Figure dataset records:
[Start]
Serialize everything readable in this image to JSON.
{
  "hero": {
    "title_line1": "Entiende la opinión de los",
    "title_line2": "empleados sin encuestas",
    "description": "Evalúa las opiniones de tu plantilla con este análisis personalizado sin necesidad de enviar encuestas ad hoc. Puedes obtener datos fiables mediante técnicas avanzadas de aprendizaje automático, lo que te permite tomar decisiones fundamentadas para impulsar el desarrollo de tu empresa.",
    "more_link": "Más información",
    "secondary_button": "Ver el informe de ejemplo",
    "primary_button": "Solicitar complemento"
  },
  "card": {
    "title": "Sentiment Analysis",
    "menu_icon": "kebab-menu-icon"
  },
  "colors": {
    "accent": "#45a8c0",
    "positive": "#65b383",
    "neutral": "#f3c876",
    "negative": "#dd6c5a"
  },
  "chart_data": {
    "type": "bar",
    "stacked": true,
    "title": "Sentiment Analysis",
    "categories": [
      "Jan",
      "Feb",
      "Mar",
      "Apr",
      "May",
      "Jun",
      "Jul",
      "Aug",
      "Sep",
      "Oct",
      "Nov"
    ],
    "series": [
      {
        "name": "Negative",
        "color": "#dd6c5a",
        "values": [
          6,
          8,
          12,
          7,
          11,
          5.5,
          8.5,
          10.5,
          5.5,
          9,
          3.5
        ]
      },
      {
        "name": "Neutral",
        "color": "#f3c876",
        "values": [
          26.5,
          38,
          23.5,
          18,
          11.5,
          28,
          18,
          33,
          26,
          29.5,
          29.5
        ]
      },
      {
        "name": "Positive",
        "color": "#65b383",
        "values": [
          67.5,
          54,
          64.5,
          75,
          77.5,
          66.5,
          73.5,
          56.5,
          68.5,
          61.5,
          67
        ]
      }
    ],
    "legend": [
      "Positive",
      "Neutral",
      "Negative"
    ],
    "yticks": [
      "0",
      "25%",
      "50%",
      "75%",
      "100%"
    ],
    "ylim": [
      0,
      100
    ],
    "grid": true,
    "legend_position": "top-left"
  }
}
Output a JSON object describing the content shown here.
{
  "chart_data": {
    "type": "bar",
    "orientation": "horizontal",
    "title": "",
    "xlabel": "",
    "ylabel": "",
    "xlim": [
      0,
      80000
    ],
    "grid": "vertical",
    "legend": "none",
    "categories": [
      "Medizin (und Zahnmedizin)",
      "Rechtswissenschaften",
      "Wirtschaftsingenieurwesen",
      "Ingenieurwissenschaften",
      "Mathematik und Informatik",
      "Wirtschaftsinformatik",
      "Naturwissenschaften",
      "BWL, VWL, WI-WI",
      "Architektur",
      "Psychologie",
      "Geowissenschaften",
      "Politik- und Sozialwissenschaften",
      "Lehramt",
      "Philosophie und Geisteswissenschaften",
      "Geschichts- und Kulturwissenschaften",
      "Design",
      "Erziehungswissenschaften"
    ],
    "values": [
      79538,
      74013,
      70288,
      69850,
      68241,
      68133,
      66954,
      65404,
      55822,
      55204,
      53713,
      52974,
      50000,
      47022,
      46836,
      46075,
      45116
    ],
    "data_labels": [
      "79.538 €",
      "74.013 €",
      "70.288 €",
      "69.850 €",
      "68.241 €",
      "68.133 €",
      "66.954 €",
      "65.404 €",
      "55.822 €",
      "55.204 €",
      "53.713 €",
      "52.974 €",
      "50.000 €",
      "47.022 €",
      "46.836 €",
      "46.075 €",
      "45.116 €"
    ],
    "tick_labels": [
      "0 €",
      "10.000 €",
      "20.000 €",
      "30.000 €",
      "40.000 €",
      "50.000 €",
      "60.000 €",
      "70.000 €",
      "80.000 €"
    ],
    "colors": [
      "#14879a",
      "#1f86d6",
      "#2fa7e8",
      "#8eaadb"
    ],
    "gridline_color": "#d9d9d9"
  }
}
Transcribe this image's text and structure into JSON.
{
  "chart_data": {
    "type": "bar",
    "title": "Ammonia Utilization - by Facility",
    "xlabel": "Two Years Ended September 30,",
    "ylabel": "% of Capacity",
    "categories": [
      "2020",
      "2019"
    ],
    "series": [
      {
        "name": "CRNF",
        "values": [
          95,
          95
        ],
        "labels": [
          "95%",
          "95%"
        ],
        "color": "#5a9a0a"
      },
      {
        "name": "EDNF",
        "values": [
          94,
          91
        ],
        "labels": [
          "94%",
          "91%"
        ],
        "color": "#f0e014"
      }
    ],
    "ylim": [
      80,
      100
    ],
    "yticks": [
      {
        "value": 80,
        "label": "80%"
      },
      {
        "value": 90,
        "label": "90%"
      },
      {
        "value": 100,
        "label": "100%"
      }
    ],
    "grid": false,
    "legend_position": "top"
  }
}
[End]
_TASK TO COMPLETE_
Write out the records shown above, exactly as they appear.

_SOLUTION FOR THIS PROBLEM_
Serialize everything readable in this image to JSON.
{
  "hero": {
    "title_line1": "Entiende la opinión de los",
    "title_line2": "empleados sin encuestas",
    "description": "Evalúa las opiniones de tu plantilla con este análisis personalizado sin necesidad de enviar encuestas ad hoc. Puedes obtener datos fiables mediante técnicas avanzadas de aprendizaje automático, lo que te permite tomar decisiones fundamentadas para impulsar el desarrollo de tu empresa.",
    "more_link": "Más información",
    "secondary_button": "Ver el informe de ejemplo",
    "primary_button": "Solicitar complemento"
  },
  "card": {
    "title": "Sentiment Analysis",
    "menu_icon": "kebab-menu-icon"
  },
  "colors": {
    "accent": "#45a8c0",
    "positive": "#65b383",
    "neutral": "#f3c876",
    "negative": "#dd6c5a"
  },
  "chart_data": {
    "type": "bar",
    "stacked": true,
    "title": "Sentiment Analysis",
    "categories": [
      "Jan",
      "Feb",
      "Mar",
      "Apr",
      "May",
      "Jun",
      "Jul",
      "Aug",
      "Sep",
      "Oct",
      "Nov"
    ],
    "series": [
      {
        "name": "Negative",
        "color": "#dd6c5a",
        "values": [
          6,
          8,
          12,
          7,
          11,
          5.5,
          8.5,
          10.5,
          5.5,
          9,
          3.5
        ]
      },
      {
        "name": "Neutral",
        "color": "#f3c876",
        "values": [
          26.5,
          38,
          23.5,
          18,
          11.5,
          28,
          18,
          33,
          26,
          29.5,
          29.5
        ]
      },
      {
        "name": "Positive",
        "color": "#65b383",
        "values": [
          67.5,
          54,
          64.5,
          75,
          77.5,
          66.5,
          73.5,
          56.5,
          68.5,
          61.5,
          67
        ]
      }
    ],
    "legend": [
      "Positive",
      "Neutral",
      "Negative"
    ],
    "yticks": [
      "0",
      "25%",
      "50%",
      "75%",
      "100%"
    ],
    "ylim": [
      0,
      100
    ],
    "grid": true,
    "legend_position": "top-left"
  }
}
Output a JSON object describing the content shown here.
{
  "chart_data": {
    "type": "bar",
    "orientation": "horizontal",
    "title": "",
    "xlabel": "",
    "ylabel": "",
    "xlim": [
      0,
      80000
    ],
    "grid": "vertical",
    "legend": "none",
    "categories": [
      "Medizin (und Zahnmedizin)",
      "Rechtswissenschaften",
      "Wirtschaftsingenieurwesen",
      "Ingenieurwissenschaften",
      "Mathematik und Informatik",
      "Wirtschaftsinformatik",
      "Naturwissenschaften",
      "BWL, VWL, WI-WI",
      "Architektur",
      "Psychologie",
      "Geowissenschaften",
      "Politik- und Sozialwissenschaften",
      "Lehramt",
      "Philosophie und Geisteswissenschaften",
      "Geschichts- und Kulturwissenschaften",
      "Design",
      "Erziehungswissenschaften"
    ],
    "values": [
      79538,
      74013,
      70288,
      69850,
      68241,
      68133,
      66954,
      65404,
      55822,
      55204,
      53713,
      52974,
      50000,
      47022,
      46836,
      46075,
      45116
    ],
    "data_labels": [
      "79.538 €",
      "74.013 €",
      "70.288 €",
      "69.850 €",
      "68.241 €",
      "68.133 €",
      "66.954 €",
      "65.404 €",
      "55.822 €",
      "55.204 €",
      "53.713 €",
      "52.974 €",
      "50.000 €",
      "47.022 €",
      "46.836 €",
      "46.075 €",
      "45.116 €"
    ],
    "tick_labels": [
      "0 €",
      "10.000 €",
      "20.000 €",
      "30.000 €",
      "40.000 €",
      "50.000 €",
      "60.000 €",
      "70.000 €",
      "80.000 €"
    ],
    "colors": [
      "#14879a",
      "#1f86d6",
      "#2fa7e8",
      "#8eaadb"
    ],
    "gridline_color": "#d9d9d9"
  }
}
Transcribe this image's text and structure into JSON.
{
  "chart_data": {
    "type": "bar",
    "title": "Ammonia Utilization - by Facility",
    "xlabel": "Two Years Ended September 30,",
    "ylabel": "% of Capacity",
    "categories": [
      "2020",
      "2019"
    ],
    "series": [
      {
        "name": "CRNF",
        "values": [
          95,
          95
        ],
        "labels": [
          "95%",
          "95%"
        ],
        "color": "#5a9a0a"
      },
      {
        "name": "EDNF",
        "values": [
          94,
          91
        ],
        "labels": [
          "94%",
          "91%"
        ],
        "color": "#f0e014"
      }
    ],
    "ylim": [
      80,
      100
    ],
    "yticks": [
      {
        "value": 80,
        "label": "80%"
      },
      {
        "value": 90,
        "label": "90%"
      },
      {
        "value": 100,
        "label": "100%"
      }
    ],
    "grid": false,
    "legend_position": "top"
  }
}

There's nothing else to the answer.